--- START ---

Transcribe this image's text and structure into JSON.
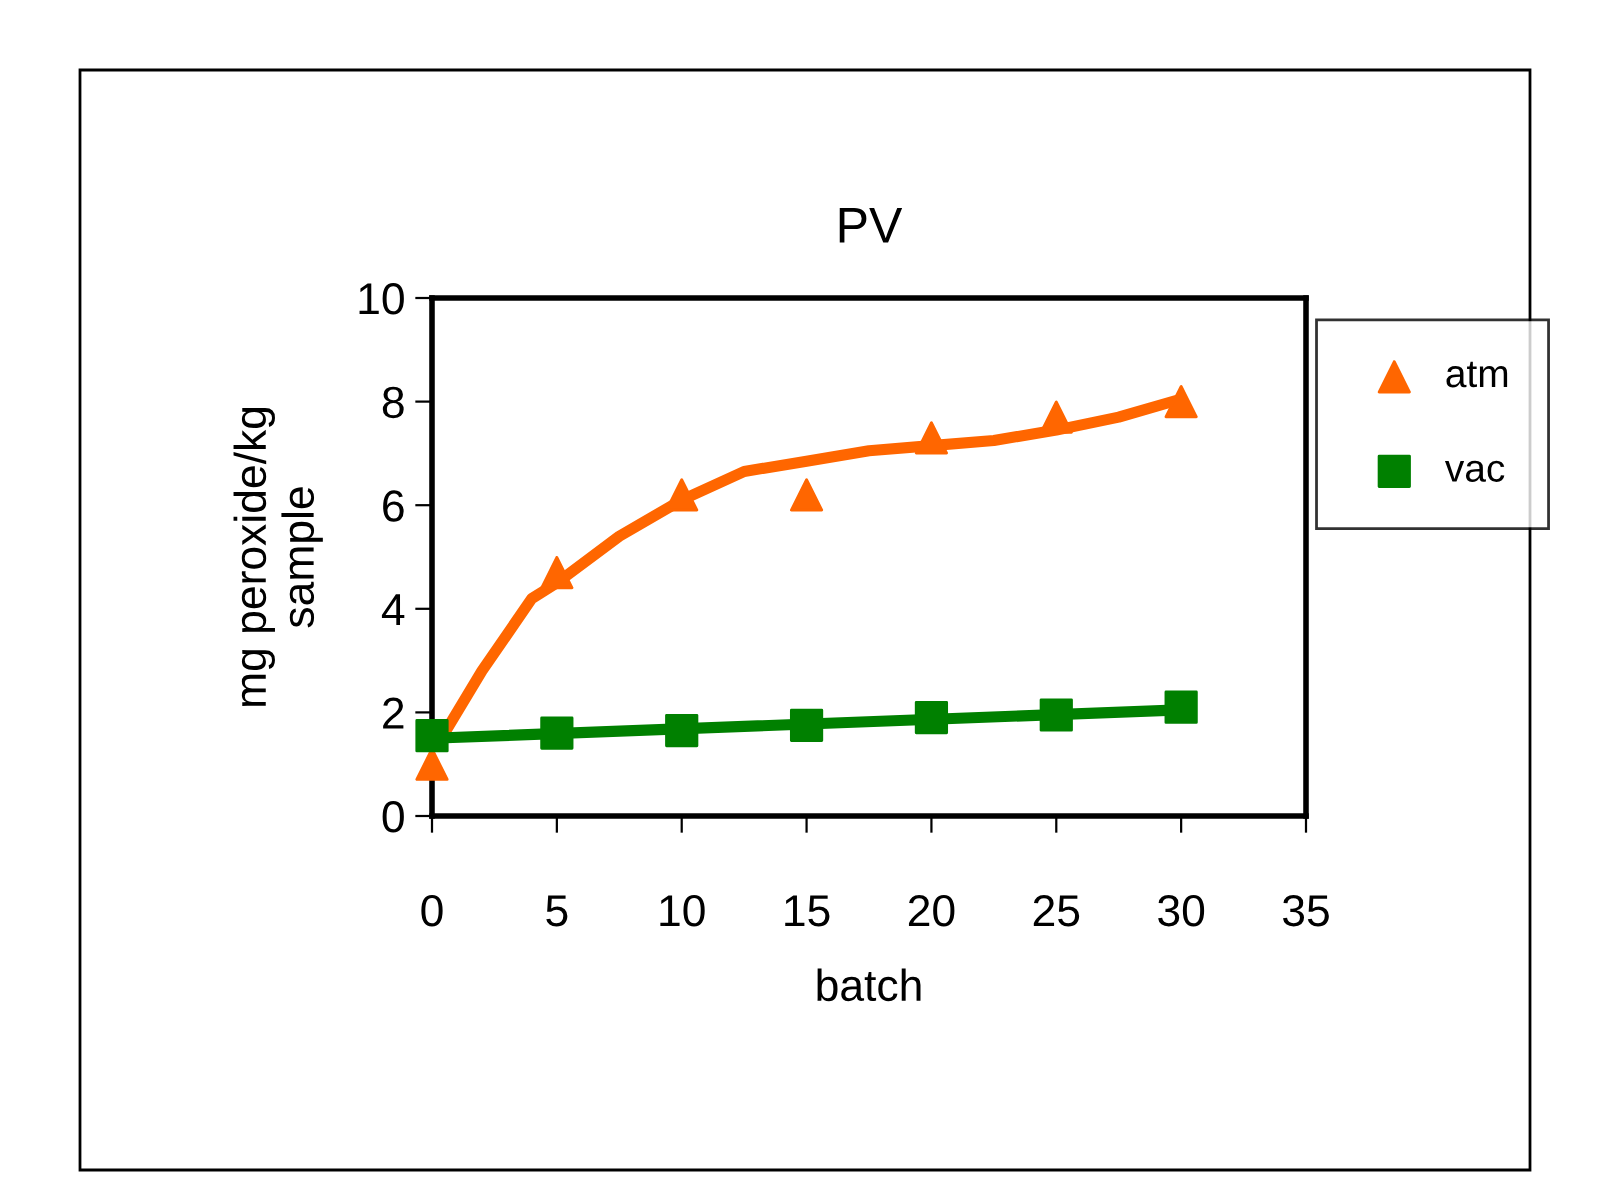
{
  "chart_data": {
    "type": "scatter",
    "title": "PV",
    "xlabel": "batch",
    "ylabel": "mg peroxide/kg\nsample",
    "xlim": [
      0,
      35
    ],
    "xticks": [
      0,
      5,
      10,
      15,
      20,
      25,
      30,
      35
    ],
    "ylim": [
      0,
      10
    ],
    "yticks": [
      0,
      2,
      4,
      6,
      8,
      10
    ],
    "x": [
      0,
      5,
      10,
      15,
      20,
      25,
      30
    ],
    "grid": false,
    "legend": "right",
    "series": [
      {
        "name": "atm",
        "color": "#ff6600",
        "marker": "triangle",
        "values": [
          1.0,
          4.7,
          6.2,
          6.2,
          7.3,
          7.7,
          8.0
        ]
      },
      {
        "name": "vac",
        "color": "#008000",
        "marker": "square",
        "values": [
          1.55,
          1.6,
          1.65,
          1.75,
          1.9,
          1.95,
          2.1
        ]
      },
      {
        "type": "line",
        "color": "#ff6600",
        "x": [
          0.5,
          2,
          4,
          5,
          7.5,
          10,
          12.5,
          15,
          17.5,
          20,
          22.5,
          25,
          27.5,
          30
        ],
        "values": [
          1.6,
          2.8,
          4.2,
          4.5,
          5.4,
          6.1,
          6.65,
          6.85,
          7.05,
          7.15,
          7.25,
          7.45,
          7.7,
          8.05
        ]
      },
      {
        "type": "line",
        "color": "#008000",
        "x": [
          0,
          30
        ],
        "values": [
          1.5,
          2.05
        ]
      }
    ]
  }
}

--- END ---
--- START ---

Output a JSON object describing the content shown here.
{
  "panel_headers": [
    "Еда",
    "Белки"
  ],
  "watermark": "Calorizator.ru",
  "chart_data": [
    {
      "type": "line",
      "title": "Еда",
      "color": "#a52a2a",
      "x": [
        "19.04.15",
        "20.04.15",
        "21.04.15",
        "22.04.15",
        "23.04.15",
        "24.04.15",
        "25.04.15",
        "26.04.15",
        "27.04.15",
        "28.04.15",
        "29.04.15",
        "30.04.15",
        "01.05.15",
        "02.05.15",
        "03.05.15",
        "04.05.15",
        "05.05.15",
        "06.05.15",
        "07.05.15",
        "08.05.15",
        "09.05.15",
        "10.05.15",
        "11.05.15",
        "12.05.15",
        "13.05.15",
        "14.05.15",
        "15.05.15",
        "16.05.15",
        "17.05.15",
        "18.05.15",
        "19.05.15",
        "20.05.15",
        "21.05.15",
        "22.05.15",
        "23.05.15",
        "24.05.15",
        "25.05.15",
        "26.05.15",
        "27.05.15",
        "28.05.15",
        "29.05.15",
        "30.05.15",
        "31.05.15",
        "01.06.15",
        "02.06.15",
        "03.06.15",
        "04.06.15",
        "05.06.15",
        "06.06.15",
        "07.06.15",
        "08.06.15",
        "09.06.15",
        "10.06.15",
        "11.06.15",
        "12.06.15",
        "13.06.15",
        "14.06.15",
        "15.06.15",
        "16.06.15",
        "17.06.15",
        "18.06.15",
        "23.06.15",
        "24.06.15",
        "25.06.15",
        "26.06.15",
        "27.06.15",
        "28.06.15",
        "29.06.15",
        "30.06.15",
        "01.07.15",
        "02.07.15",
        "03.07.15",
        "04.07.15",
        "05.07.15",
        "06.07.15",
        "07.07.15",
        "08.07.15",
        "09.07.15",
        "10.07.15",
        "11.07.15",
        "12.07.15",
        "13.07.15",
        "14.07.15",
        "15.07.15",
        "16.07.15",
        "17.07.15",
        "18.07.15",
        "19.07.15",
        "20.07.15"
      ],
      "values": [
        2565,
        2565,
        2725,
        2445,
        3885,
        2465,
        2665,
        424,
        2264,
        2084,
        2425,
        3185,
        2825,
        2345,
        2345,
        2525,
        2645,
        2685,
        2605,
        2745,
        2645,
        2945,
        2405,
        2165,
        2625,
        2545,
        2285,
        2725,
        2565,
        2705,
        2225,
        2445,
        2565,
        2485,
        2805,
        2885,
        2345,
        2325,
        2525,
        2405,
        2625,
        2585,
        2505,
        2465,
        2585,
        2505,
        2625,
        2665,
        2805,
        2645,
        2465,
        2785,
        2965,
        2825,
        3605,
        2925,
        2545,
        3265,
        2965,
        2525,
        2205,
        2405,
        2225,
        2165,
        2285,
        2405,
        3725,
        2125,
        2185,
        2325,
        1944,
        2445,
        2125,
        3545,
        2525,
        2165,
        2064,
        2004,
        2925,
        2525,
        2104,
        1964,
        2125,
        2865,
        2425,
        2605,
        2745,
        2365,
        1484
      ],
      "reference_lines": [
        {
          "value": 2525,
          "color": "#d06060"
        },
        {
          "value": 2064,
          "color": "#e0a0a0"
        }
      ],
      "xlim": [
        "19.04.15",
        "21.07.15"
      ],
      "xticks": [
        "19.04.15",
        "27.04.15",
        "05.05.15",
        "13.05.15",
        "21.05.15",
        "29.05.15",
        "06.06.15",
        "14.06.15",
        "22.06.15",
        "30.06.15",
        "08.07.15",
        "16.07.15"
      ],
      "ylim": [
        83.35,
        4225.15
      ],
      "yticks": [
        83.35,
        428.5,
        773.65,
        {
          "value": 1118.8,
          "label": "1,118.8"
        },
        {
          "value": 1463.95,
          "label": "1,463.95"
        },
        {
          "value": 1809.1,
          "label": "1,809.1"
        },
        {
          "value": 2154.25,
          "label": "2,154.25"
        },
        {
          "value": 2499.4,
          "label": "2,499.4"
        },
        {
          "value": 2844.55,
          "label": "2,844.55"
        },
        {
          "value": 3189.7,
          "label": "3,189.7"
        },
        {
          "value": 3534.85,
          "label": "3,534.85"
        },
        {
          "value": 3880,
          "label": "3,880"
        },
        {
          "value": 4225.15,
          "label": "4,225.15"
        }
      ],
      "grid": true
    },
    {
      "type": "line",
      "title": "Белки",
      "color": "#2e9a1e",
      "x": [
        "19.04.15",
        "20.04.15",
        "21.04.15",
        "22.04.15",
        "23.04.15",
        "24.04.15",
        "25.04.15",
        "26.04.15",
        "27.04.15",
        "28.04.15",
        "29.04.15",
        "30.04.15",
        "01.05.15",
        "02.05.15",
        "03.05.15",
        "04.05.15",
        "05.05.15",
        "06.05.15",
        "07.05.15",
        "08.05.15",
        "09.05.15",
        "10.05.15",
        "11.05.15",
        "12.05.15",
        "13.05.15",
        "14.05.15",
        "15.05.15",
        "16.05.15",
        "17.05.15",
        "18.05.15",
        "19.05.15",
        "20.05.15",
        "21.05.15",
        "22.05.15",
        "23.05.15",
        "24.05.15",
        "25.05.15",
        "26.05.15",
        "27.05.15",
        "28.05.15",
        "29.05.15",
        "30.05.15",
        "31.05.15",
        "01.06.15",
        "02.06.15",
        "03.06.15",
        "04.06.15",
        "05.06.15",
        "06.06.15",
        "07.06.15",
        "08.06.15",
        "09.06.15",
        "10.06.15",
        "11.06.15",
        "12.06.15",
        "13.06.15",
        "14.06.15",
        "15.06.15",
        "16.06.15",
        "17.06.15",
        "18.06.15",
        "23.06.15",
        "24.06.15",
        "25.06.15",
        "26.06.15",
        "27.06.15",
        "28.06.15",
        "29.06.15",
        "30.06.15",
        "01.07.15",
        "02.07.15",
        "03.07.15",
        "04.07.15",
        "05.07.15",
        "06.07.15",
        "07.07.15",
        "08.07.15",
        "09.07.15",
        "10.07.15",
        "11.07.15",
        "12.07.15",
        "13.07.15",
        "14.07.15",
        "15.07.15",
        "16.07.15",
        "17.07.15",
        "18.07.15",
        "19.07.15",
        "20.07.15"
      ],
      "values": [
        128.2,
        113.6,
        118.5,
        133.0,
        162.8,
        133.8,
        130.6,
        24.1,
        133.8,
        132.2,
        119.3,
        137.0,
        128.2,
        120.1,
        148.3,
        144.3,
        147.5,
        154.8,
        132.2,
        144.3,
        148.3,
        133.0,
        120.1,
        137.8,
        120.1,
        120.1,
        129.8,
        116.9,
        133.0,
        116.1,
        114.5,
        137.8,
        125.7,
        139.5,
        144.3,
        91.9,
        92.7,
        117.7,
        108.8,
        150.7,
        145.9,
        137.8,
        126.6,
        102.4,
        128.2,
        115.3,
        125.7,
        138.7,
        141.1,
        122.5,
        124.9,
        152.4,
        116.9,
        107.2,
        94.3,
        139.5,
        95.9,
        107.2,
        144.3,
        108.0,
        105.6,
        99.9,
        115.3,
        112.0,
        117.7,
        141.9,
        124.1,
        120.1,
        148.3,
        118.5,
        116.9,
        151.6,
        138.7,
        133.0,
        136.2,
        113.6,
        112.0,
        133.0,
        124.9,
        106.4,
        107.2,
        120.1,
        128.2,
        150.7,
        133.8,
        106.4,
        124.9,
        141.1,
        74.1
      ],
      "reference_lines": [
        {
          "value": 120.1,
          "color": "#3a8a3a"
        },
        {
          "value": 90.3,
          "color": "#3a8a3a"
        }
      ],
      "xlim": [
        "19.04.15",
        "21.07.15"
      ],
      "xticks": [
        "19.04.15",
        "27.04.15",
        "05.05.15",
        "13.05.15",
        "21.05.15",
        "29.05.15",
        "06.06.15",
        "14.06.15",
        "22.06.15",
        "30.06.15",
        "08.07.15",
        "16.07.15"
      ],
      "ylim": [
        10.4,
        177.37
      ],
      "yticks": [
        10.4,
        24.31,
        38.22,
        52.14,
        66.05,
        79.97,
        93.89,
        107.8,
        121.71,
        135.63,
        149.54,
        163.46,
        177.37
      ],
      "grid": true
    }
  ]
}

--- END ---

Look through the entries above and list every line containing "JSON".

- [Answer below]:
Transcribe this image's text and structure into JSON.
Output a JSON object describing the content shown here.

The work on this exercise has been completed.